[Directions for this task]
Among the entries below, find the lines with "小学生我的故事作文" and copy them.

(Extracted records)
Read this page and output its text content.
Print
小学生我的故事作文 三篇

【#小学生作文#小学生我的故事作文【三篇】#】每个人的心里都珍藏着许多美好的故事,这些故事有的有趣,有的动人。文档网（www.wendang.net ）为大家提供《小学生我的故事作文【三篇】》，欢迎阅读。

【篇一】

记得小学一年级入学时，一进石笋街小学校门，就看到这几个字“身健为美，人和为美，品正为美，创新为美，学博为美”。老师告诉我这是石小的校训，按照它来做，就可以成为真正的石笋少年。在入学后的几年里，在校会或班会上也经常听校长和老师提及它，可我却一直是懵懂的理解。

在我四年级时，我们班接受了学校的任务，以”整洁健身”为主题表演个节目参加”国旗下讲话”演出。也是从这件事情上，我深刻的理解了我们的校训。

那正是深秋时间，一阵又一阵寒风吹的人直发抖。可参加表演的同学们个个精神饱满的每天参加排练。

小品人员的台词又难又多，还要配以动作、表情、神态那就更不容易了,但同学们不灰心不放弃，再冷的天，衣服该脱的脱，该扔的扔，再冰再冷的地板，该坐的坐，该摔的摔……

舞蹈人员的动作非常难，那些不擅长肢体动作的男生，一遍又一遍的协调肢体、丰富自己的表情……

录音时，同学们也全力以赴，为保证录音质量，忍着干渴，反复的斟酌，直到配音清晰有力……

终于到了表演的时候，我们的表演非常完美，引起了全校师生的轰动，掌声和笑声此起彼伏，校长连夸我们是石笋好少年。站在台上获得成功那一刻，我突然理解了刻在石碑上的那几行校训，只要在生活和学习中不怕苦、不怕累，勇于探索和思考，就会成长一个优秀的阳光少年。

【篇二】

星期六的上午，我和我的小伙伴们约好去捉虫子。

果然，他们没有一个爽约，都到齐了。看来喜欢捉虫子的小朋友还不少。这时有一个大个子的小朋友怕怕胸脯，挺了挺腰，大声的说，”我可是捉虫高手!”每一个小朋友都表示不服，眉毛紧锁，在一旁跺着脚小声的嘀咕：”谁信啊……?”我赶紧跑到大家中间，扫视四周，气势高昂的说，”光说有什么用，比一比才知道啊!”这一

[Exercise result]
小学生我的故事作文 三篇
【#小学生作文#小学生我的故事作文【三篇】#】每个人的心里都珍藏着许多美好的故事,这些故事有的有趣,有的动人。文档网（www.wendang.net ）为大家提供《小学生我的故事作文【三篇】》，欢迎阅读。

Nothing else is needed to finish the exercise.